» Instruction: In the entries, find all lines that hold the word "background" and copy them.
-------------------------
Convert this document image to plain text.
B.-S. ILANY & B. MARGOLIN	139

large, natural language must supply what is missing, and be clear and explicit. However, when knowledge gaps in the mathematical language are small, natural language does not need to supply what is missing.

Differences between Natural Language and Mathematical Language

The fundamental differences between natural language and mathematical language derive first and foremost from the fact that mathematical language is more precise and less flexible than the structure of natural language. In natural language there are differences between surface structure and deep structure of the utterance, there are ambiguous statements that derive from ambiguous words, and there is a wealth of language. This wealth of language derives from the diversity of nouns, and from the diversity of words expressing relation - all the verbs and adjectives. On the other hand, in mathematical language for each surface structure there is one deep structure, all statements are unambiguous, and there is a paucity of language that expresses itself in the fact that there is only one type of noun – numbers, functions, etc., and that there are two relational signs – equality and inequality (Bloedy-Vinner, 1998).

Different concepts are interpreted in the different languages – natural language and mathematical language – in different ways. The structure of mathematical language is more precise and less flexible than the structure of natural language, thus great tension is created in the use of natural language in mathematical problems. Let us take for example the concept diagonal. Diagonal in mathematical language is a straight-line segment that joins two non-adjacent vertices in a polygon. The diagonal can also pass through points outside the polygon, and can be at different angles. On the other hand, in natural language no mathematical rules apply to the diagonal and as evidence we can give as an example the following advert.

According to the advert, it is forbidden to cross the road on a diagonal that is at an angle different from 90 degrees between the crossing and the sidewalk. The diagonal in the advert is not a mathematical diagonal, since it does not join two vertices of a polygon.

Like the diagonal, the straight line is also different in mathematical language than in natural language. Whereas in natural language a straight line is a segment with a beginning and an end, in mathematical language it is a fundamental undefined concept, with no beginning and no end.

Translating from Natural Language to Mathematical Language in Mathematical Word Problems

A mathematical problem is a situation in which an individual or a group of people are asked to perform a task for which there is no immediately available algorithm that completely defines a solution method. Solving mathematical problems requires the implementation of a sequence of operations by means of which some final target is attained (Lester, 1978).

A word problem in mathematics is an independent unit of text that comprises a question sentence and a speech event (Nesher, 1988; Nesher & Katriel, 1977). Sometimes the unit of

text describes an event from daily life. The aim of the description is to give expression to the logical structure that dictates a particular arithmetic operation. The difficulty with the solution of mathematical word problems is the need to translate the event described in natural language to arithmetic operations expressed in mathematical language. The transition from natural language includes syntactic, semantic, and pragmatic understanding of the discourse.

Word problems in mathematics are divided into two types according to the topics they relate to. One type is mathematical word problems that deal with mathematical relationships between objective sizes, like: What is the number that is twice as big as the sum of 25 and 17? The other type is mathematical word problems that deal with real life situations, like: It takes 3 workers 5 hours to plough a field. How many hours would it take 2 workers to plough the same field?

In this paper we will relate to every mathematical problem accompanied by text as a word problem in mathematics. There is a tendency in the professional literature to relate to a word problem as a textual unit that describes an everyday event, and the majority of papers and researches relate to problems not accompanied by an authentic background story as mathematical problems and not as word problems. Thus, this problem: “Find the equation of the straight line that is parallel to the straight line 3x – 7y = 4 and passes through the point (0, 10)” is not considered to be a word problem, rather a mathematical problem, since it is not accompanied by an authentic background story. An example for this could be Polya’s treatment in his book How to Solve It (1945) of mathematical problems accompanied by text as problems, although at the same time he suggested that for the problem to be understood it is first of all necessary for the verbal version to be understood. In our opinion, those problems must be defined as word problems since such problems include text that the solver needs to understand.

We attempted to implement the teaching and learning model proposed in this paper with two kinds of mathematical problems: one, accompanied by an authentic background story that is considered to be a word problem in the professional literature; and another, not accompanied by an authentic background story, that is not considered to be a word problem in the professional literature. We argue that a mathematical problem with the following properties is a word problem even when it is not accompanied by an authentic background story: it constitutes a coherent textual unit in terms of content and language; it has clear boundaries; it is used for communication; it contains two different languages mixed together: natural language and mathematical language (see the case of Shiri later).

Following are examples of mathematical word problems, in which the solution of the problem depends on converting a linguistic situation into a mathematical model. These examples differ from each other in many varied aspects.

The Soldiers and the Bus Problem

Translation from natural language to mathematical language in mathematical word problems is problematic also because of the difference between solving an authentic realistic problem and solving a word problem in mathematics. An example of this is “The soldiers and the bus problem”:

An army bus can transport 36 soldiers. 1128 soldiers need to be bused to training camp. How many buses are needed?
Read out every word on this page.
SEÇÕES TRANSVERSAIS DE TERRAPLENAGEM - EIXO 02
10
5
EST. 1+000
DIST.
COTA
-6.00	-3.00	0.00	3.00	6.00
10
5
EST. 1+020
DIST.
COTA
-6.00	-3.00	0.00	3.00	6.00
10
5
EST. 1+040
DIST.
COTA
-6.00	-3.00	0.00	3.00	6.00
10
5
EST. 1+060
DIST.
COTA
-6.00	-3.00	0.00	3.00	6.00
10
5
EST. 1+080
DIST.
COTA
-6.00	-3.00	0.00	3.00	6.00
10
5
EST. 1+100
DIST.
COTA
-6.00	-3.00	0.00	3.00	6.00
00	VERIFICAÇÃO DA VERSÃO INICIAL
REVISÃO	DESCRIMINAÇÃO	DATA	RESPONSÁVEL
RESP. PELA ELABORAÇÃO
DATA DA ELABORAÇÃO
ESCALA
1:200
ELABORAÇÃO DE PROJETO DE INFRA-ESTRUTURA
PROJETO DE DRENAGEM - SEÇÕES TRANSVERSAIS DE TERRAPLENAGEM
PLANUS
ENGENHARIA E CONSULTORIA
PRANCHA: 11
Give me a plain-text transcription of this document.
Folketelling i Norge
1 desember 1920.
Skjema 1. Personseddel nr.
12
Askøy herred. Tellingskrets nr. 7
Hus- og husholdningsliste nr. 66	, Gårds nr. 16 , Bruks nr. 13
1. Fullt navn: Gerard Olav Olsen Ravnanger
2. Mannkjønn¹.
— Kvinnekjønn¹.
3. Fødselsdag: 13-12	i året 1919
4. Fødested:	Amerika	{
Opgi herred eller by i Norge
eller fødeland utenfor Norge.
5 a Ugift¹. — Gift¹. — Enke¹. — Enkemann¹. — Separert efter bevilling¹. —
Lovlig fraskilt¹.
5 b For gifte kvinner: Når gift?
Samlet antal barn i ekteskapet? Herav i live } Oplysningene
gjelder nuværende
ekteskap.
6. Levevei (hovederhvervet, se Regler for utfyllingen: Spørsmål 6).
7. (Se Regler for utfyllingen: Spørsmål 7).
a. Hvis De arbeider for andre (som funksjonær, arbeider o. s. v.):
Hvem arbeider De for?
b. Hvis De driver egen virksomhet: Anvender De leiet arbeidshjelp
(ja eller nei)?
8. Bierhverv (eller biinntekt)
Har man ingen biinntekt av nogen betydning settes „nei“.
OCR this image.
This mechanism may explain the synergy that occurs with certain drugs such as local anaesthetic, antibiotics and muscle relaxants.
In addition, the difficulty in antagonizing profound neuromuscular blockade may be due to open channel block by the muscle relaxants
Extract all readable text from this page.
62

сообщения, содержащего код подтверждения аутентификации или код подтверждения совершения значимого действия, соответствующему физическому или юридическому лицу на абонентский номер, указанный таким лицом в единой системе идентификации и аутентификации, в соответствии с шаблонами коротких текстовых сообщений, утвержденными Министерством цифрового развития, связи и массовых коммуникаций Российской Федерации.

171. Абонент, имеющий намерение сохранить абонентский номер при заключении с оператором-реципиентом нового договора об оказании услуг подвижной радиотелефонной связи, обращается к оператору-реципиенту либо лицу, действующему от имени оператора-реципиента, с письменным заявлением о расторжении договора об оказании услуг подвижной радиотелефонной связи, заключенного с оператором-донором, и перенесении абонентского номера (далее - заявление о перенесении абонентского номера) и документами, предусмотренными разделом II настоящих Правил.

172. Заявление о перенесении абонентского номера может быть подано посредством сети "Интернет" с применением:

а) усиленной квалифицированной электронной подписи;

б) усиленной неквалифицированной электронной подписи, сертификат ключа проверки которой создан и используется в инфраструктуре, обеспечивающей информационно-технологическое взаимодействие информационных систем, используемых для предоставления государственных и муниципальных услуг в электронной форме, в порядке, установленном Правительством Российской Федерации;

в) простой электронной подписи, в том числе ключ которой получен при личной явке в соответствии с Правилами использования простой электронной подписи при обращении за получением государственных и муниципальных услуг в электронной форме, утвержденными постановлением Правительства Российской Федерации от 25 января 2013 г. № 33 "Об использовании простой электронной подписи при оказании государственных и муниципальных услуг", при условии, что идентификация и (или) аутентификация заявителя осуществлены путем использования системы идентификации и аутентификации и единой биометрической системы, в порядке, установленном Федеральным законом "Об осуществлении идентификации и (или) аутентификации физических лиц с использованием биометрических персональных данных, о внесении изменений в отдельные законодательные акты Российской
-------------------------
» Finished answer:
In this paper we will relate to every mathematical problem accompanied by text as a word problem in mathematics. There is a tendency in the professional literature to relate to a word problem as a textual unit that describes an everyday event, and the majority of papers and researches relate to problems not accompanied by an authentic background story as mathematical problems and not as word problems. Thus, this problem: “Find the equation of the straight line that is parallel to the straight line 3x – 7y = 4 and passes through the point (0, 10)” is not considered to be a word problem, rather a mathematical problem, since it is not accompanied by an authentic background story. An example for this could be Polya’s treatment in his book How to Solve It (1945) of mathematical problems accompanied by text as problems, although at the same time he suggested that for the problem to be understood it is first of all necessary for the verbal version to be understood. In our opinion, those problems must be defined as word problems since such problems include text that the solver needs to understand.
We attempted to implement the teaching and learning model proposed in this paper with two kinds of mathematical problems: one, accompanied by an authentic background story that is considered to be a word problem in the professional literature; and another, not accompanied by an authentic background story, that is not considered to be a word problem in the professional literature. We argue that a mathematical problem with the following properties is a word problem even when it is not accompanied by an authentic background story: it constitutes a coherent textual unit in terms of content and language; it has clear boundaries; it is used for communication; it contains two different languages mixed together: natural language and mathematical language (see the case of Shiri later).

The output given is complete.